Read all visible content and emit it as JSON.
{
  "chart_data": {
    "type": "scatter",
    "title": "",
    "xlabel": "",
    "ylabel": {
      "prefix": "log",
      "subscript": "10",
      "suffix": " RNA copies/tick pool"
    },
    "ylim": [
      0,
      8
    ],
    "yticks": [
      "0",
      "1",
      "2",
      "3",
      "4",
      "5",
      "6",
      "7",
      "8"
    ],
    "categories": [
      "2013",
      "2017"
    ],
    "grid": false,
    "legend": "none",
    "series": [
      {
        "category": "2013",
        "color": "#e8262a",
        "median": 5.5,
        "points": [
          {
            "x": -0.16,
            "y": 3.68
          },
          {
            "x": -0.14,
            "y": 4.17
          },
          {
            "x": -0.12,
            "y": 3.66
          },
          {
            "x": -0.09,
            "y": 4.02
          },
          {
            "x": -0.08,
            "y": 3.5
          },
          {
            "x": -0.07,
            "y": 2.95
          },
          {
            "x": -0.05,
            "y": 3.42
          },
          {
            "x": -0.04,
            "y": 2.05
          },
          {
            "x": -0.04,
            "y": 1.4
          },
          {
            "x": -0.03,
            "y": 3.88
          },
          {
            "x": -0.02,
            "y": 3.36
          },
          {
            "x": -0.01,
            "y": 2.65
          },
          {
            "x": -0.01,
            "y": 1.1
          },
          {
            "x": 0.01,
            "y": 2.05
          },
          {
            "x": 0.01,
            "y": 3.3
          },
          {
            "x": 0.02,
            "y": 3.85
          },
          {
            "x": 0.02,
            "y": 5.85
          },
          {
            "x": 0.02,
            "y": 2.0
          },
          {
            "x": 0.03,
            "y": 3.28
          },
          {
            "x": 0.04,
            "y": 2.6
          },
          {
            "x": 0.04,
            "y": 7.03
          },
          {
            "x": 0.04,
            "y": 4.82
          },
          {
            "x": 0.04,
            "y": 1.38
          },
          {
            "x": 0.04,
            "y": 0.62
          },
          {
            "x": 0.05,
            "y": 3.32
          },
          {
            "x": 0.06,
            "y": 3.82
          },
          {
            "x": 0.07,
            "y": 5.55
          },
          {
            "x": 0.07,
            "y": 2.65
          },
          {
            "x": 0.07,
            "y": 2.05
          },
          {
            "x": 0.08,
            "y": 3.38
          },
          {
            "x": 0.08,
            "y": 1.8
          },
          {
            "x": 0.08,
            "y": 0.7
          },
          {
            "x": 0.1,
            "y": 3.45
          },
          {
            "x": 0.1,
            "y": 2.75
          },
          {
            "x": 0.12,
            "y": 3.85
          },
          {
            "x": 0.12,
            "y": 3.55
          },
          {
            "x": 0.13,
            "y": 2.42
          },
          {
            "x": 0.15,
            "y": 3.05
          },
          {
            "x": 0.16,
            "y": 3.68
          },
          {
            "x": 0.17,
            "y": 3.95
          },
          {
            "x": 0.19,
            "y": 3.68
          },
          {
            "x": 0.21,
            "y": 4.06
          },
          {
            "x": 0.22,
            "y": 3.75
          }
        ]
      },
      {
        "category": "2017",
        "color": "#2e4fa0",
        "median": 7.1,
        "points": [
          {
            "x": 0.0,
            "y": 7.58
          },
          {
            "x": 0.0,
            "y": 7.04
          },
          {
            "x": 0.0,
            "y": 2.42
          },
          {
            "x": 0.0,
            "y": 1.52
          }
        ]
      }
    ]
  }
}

= Written request =
Every line above should be retyped exactly as given.

= Written answer =
Read all visible content and emit it as JSON.
{
  "chart_data": {
    "type": "scatter",
    "title": "",
    "xlabel": "",
    "ylabel": {
      "prefix": "log",
      "subscript": "10",
      "suffix": " RNA copies/tick pool"
    },
    "ylim": [
      0,
      8
    ],
    "yticks": [
      "0",
      "1",
      "2",
      "3",
      "4",
      "5",
      "6",
      "7",
      "8"
    ],
    "categories": [
      "2013",
      "2017"
    ],
    "grid": false,
    "legend": "none",
    "series": [
      {
        "category": "2013",
        "color": "#e8262a",
        "median": 5.5,
        "points": [
          {
            "x": -0.16,
            "y": 3.68
          },
          {
            "x": -0.14,
            "y": 4.17
          },
          {
            "x": -0.12,
            "y": 3.66
          },
          {
            "x": -0.09,
            "y": 4.02
          },
          {
            "x": -0.08,
            "y": 3.5
          },
          {
            "x": -0.07,
            "y": 2.95
          },
          {
            "x": -0.05,
            "y": 3.42
          },
          {
            "x": -0.04,
            "y": 2.05
          },
          {
            "x": -0.04,
            "y": 1.4
          },
          {
            "x": -0.03,
            "y": 3.88
          },
          {
            "x": -0.02,
            "y": 3.36
          },
          {
            "x": -0.01,
            "y": 2.65
          },
          {
            "x": -0.01,
            "y": 1.1
          },
          {
            "x": 0.01,
            "y": 2.05
          },
          {
            "x": 0.01,
            "y": 3.3
          },
          {
            "x": 0.02,
            "y": 3.85
          },
          {
            "x": 0.02,
            "y": 5.85
          },
          {
            "x": 0.02,
            "y": 2.0
          },
          {
            "x": 0.03,
            "y": 3.28
          },
          {
            "x": 0.04,
            "y": 2.6
          },
          {
            "x": 0.04,
            "y": 7.03
          },
          {
            "x": 0.04,
            "y": 4.82
          },
          {
            "x": 0.04,
            "y": 1.38
          },
          {
            "x": 0.04,
            "y": 0.62
          },
          {
            "x": 0.05,
            "y": 3.32
          },
          {
            "x": 0.06,
            "y": 3.82
          },
          {
            "x": 0.07,
            "y": 5.55
          },
          {
            "x": 0.07,
            "y": 2.65
          },
          {
            "x": 0.07,
            "y": 2.05
          },
          {
            "x": 0.08,
            "y": 3.38
          },
          {
            "x": 0.08,
            "y": 1.8
          },
          {
            "x": 0.08,
            "y": 0.7
          },
          {
            "x": 0.1,
            "y": 3.45
          },
          {
            "x": 0.1,
            "y": 2.75
          },
          {
            "x": 0.12,
            "y": 3.85
          },
          {
            "x": 0.12,
            "y": 3.55
          },
          {
            "x": 0.13,
            "y": 2.42
          },
          {
            "x": 0.15,
            "y": 3.05
          },
          {
            "x": 0.16,
            "y": 3.68
          },
          {
            "x": 0.17,
            "y": 3.95
          },
          {
            "x": 0.19,
            "y": 3.68
          },
          {
            "x": 0.21,
            "y": 4.06
          },
          {
            "x": 0.22,
            "y": 3.75
          }
        ]
      },
      {
        "category": "2017",
        "color": "#2e4fa0",
        "median": 7.1,
        "points": [
          {
            "x": 0.0,
            "y": 7.58
          },
          {
            "x": 0.0,
            "y": 7.04
          },
          {
            "x": 0.0,
            "y": 2.42
          },
          {
            "x": 0.0,
            "y": 1.52
          }
        ]
      }
    ]
  }
}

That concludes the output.